What is asked: Copy all lines of the listing that include the string "пишется".

= = =

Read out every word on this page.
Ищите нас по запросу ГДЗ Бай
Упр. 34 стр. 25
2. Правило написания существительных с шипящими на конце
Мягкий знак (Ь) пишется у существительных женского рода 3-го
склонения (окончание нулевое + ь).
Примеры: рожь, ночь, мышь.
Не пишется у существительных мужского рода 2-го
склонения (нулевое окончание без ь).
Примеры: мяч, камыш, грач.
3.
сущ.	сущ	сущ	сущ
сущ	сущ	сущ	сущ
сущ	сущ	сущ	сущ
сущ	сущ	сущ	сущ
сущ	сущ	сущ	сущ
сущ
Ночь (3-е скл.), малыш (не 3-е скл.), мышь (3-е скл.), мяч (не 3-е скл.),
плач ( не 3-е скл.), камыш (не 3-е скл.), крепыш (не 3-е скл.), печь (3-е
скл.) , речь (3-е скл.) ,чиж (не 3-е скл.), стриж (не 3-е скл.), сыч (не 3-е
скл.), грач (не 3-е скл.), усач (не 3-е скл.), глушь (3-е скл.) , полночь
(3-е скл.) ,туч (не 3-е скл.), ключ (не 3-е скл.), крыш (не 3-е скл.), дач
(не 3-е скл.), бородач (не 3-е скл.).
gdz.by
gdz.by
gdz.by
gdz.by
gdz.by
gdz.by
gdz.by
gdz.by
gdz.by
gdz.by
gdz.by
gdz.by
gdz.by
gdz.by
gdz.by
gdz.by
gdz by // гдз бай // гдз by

= = =

Result of this task:
Мягкий знак (Ь) пишется у существительных женского рода 3-го
Не пишется у существительных мужского рода 2-го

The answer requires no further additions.